Exercise prompt> In the records below, rewrite only the lines starting at "survival-plot bbox=[80, 42, 705, 693]" and ending at "x-tick-label: 20.00 bbox=[239, 695, 274, 710]" as a Markdown table with the columns Row and Entry. Number each line in Row, put the line itself in Entry, and leave out any blank lines.

(Element location listings)
start
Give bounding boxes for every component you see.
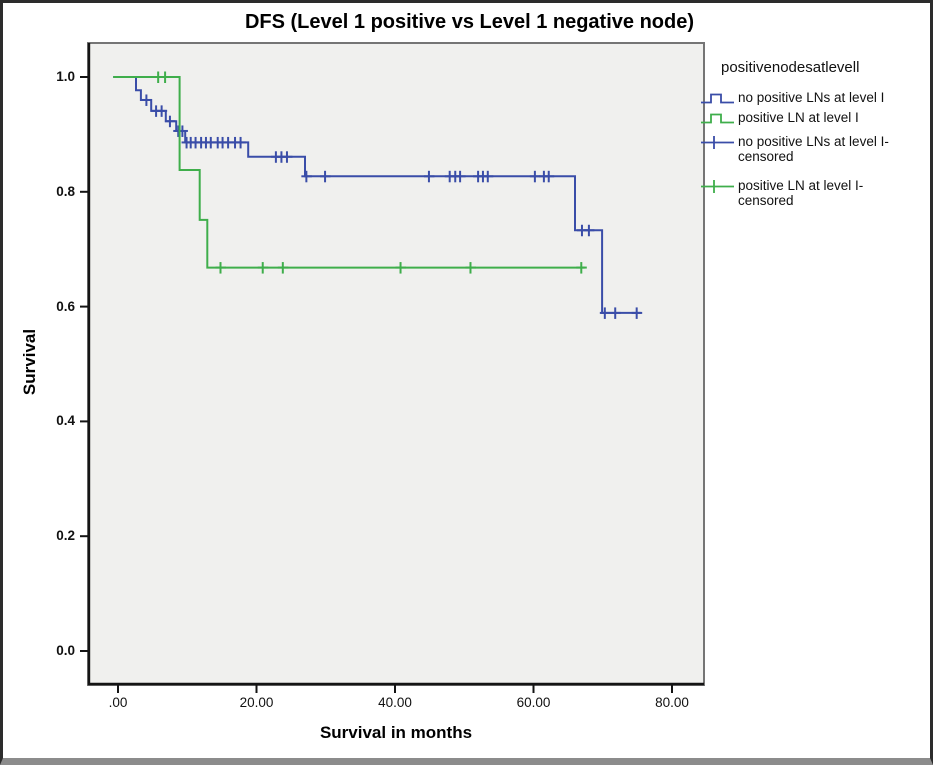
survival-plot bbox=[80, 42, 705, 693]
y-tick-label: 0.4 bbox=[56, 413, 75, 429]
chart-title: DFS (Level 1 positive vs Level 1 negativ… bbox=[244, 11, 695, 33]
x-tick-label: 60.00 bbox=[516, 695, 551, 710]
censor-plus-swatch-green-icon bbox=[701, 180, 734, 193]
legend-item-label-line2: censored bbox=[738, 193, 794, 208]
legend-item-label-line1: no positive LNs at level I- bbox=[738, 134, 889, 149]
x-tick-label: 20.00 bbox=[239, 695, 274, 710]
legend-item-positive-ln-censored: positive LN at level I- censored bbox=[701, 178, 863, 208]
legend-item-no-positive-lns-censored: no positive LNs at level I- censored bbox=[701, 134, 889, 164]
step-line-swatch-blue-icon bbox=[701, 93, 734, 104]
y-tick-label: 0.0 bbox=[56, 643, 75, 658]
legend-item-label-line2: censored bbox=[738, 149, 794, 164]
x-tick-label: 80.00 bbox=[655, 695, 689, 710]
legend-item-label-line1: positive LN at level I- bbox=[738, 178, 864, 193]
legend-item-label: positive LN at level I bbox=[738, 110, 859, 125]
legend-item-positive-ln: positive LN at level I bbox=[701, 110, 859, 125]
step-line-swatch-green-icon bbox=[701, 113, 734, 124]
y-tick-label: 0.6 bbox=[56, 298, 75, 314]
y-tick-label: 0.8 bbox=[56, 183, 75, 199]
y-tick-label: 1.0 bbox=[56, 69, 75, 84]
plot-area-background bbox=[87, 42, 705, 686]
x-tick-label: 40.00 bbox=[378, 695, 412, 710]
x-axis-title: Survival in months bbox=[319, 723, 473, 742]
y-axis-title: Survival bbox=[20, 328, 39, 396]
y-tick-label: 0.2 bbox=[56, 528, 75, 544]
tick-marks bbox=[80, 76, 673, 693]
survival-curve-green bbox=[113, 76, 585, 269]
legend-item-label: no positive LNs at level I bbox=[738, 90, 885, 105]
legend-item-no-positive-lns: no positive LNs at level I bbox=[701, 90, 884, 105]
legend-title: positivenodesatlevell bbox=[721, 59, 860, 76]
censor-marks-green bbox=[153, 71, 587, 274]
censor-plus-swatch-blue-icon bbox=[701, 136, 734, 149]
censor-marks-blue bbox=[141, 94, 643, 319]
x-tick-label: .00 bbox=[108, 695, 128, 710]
end
start
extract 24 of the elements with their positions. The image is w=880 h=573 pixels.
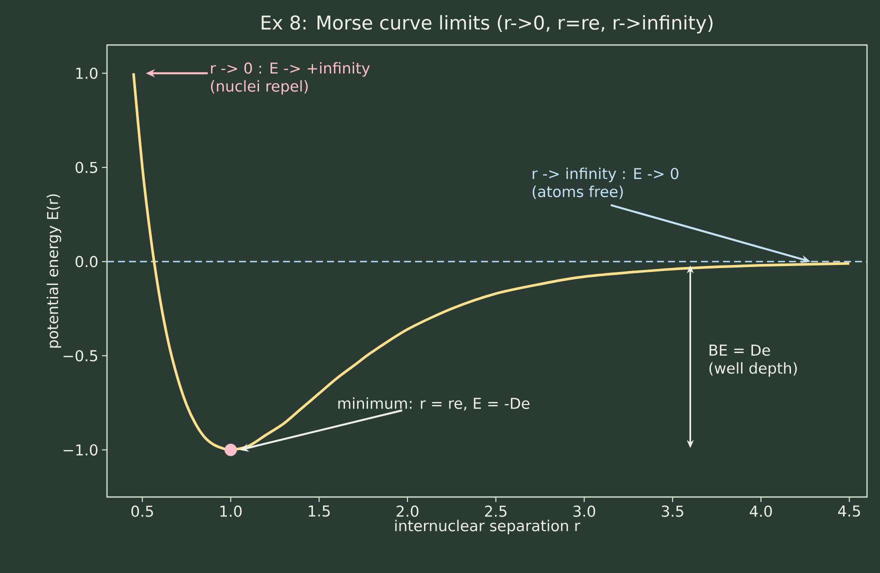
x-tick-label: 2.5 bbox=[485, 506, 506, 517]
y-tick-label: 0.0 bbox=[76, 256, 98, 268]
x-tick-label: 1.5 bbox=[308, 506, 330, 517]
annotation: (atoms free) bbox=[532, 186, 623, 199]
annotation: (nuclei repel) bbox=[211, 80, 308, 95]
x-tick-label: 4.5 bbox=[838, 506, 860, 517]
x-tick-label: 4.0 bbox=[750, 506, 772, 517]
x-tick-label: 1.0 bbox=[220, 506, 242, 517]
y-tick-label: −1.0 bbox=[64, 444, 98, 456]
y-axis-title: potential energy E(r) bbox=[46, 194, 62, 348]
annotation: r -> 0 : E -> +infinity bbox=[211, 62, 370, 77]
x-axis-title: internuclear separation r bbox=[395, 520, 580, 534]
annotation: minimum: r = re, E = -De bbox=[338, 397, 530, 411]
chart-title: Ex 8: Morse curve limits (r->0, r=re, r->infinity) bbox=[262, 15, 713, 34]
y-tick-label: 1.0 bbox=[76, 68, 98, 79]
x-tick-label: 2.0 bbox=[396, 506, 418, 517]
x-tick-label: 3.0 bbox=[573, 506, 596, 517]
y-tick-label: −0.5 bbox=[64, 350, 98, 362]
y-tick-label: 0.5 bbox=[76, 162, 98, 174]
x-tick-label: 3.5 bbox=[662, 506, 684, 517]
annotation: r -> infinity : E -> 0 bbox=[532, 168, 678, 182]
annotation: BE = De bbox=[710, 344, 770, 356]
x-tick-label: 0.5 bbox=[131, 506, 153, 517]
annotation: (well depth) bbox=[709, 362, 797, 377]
end
Task answer>
| Row | Entry |
|---|---|
| 1 | survival-plot bbox=[80, 42, 705, 693] |
| 2 | y-tick-label: 0.4 bbox=[56, 413, 75, 429] |
| 3 | chart-title: DFS (Level 1 positive vs Level 1 negativ… bbox=[244, 11, 695, 33] |
| 4 | x-tick-label: 60.00 bbox=[516, 695, 551, 710] |
| 5 | censor-plus-swatch-green-icon bbox=[701, 180, 734, 193] |
| 6 | legend-item-label-line2: censored bbox=[738, 193, 794, 208] |
| 7 | legend-item-label-line1: no positive LNs at level I- bbox=[738, 134, 889, 149] |
| 8 | x-tick-label: 20.00 bbox=[239, 695, 274, 710] |